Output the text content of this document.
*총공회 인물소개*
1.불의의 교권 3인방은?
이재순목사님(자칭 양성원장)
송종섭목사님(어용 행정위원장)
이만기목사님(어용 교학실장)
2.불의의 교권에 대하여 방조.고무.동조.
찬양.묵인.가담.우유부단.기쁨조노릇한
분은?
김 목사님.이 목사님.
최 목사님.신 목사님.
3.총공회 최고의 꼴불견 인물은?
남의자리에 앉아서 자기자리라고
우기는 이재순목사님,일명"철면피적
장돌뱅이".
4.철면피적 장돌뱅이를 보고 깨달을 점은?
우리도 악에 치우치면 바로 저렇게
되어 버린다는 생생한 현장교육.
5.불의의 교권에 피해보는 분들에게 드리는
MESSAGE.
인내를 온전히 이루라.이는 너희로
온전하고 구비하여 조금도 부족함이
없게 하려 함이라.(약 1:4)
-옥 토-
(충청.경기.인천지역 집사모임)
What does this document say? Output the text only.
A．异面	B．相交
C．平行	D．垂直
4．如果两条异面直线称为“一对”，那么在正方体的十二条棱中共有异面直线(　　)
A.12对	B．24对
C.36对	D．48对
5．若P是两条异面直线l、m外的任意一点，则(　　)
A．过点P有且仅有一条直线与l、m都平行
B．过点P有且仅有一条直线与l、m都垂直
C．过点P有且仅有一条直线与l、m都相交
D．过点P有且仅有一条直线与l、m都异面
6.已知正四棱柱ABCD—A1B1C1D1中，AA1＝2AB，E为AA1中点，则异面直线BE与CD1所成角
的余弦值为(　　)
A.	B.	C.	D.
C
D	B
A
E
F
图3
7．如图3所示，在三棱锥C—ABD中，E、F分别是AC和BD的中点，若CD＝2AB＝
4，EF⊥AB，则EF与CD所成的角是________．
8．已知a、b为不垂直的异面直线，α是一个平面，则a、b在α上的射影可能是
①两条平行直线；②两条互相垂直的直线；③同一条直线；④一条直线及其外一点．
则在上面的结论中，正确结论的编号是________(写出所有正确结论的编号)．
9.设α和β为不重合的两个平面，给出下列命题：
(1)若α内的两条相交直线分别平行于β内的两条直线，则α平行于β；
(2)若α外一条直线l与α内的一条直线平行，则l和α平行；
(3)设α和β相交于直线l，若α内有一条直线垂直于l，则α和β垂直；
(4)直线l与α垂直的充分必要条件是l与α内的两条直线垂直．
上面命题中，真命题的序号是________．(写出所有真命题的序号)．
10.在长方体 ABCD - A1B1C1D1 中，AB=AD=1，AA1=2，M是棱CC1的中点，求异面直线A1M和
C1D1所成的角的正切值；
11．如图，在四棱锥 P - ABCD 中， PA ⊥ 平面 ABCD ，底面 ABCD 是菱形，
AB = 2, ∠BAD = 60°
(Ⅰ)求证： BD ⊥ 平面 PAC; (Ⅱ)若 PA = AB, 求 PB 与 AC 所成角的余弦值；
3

• _WHAT IS EXPECTED_:
In how many lines does the word "this" appear? Respond with the number alone.

• _RESULT_:
2